Provided data

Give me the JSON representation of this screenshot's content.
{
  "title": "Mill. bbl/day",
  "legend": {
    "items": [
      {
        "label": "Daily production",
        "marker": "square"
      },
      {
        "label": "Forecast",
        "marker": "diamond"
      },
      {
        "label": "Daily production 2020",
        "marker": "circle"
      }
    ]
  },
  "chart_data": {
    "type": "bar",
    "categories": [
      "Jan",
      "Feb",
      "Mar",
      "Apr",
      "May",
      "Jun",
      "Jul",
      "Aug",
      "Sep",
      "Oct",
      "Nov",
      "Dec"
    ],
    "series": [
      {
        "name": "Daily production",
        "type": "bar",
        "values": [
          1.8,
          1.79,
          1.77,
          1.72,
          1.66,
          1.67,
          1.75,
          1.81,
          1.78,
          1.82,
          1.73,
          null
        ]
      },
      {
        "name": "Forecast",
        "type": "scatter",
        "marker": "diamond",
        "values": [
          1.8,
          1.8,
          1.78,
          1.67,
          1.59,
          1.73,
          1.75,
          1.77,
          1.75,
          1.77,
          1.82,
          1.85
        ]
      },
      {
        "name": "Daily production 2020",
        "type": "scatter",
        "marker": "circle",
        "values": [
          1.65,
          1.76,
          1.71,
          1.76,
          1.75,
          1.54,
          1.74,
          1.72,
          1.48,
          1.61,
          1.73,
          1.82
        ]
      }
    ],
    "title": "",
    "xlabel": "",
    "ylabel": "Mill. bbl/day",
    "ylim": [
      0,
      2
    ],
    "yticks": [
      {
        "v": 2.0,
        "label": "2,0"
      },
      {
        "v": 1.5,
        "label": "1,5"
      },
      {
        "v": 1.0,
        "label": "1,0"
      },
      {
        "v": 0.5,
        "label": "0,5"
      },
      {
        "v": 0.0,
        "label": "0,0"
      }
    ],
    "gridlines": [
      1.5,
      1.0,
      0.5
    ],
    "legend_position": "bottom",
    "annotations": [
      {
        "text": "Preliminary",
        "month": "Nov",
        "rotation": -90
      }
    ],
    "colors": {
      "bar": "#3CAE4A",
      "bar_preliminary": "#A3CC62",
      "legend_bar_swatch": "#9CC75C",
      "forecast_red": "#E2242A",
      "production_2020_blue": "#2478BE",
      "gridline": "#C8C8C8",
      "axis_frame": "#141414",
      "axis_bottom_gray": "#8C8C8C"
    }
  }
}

Given problem
Retype every entry above, word for word.

Exercise result
Give me the JSON representation of this screenshot's content.
{
  "title": "Mill. bbl/day",
  "legend": {
    "items": [
      {
        "label": "Daily production",
        "marker": "square"
      },
      {
        "label": "Forecast",
        "marker": "diamond"
      },
      {
        "label": "Daily production 2020",
        "marker": "circle"
      }
    ]
  },
  "chart_data": {
    "type": "bar",
    "categories": [
      "Jan",
      "Feb",
      "Mar",
      "Apr",
      "May",
      "Jun",
      "Jul",
      "Aug",
      "Sep",
      "Oct",
      "Nov",
      "Dec"
    ],
    "series": [
      {
        "name": "Daily production",
        "type": "bar",
        "values": [
          1.8,
          1.79,
          1.77,
          1.72,
          1.66,
          1.67,
          1.75,
          1.81,
          1.78,
          1.82,
          1.73,
          null
        ]
      },
      {
        "name": "Forecast",
        "type": "scatter",
        "marker": "diamond",
        "values": [
          1.8,
          1.8,
          1.78,
          1.67,
          1.59,
          1.73,
          1.75,
          1.77,
          1.75,
          1.77,
          1.82,
          1.85
        ]
      },
      {
        "name": "Daily production 2020",
        "type": "scatter",
        "marker": "circle",
        "values": [
          1.65,
          1.76,
          1.71,
          1.76,
          1.75,
          1.54,
          1.74,
          1.72,
          1.48,
          1.61,
          1.73,
          1.82
        ]
      }
    ],
    "title": "",
    "xlabel": "",
    "ylabel": "Mill. bbl/day",
    "ylim": [
      0,
      2
    ],
    "yticks": [
      {
        "v": 2.0,
        "label": "2,0"
      },
      {
        "v": 1.5,
        "label": "1,5"
      },
      {
        "v": 1.0,
        "label": "1,0"
      },
      {
        "v": 0.5,
        "label": "0,5"
      },
      {
        "v": 0.0,
        "label": "0,0"
      }
    ],
    "gridlines": [
      1.5,
      1.0,
      0.5
    ],
    "legend_position": "bottom",
    "annotations": [
      {
        "text": "Preliminary",
        "month": "Nov",
        "rotation": -90
      }
    ],
    "colors": {
      "bar": "#3CAE4A",
      "bar_preliminary": "#A3CC62",
      "legend_bar_swatch": "#9CC75C",
      "forecast_red": "#E2242A",
      "production_2020_blue": "#2478BE",
      "gridline": "#C8C8C8",
      "axis_frame": "#141414",
      "axis_bottom_gray": "#8C8C8C"
    }
  }
}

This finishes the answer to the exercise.